Search the listing below for "associated". Copy each matching line.

• Data lines:
════════

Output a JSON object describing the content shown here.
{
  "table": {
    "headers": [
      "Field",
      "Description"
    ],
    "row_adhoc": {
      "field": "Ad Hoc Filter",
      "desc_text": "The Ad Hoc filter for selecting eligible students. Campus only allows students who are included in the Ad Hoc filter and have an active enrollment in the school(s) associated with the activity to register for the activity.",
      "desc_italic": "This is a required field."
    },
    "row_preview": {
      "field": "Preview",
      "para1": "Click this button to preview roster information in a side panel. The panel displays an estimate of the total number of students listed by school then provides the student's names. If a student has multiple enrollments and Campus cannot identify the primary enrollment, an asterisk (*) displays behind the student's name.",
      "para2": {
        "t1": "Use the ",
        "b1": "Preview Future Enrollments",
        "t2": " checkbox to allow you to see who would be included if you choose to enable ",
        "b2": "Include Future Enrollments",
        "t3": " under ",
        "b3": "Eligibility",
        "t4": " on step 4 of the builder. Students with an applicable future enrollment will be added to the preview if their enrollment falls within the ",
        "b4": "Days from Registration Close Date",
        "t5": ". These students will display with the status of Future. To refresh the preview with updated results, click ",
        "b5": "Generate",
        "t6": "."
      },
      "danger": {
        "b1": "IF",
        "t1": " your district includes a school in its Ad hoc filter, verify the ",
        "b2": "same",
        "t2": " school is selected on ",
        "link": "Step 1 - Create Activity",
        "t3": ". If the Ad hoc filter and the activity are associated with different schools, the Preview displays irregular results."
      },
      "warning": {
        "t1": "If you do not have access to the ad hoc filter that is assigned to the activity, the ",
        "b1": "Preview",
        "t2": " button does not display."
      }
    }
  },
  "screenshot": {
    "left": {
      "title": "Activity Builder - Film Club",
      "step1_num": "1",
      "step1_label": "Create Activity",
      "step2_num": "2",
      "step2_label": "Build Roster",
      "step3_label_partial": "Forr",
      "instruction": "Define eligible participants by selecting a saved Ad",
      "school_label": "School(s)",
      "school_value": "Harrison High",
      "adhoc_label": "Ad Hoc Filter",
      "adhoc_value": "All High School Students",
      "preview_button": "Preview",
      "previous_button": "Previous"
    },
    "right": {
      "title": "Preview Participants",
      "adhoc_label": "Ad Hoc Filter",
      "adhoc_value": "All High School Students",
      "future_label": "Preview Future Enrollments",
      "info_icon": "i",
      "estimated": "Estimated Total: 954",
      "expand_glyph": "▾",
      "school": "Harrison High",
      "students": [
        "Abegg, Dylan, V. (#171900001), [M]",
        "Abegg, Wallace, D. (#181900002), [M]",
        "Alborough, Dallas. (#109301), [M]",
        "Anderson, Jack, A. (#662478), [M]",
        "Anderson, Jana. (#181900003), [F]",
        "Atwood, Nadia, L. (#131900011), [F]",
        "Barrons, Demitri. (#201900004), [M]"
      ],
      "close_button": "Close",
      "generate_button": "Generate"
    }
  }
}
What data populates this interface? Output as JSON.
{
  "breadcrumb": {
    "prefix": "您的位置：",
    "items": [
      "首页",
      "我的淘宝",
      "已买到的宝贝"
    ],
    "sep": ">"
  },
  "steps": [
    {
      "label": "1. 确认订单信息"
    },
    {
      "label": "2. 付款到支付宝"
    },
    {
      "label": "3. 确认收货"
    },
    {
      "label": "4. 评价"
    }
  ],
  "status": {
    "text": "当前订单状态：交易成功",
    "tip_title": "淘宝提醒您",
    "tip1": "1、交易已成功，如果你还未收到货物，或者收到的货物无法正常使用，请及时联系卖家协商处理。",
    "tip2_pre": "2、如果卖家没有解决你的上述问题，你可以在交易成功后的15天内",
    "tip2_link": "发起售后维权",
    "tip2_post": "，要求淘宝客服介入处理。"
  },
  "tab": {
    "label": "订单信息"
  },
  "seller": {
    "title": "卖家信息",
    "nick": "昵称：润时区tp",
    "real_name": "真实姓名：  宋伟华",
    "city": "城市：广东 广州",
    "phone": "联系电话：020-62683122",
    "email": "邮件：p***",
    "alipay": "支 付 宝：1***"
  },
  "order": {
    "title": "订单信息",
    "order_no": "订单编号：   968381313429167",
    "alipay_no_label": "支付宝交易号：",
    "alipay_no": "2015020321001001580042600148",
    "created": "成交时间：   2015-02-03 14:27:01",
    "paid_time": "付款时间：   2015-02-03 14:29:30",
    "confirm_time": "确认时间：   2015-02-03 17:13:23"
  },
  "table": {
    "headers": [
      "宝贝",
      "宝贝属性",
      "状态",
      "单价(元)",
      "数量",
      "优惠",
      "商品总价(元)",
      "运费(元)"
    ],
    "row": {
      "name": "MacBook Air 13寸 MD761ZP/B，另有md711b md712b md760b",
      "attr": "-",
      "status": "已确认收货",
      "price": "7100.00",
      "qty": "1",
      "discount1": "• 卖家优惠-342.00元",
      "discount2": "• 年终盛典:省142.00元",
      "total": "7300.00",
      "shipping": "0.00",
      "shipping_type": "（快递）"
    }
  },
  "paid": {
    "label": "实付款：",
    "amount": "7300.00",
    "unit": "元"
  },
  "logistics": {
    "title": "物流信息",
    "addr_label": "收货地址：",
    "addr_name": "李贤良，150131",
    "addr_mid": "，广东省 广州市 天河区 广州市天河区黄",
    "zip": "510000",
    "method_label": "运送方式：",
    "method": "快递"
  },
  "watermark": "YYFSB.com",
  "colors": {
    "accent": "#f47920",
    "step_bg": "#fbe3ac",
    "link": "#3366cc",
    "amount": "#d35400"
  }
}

════════

• Result of this exercise:
      "desc_text": "The Ad Hoc filter for selecting eligible students. Campus only allows students who are included in the Ad Hoc filter and have an active enrollment in the school(s) associated with the activity to register for the activity.",
        "t3": ". If the Ad hoc filter and the activity are associated with different schools, the Preview displays irregular results."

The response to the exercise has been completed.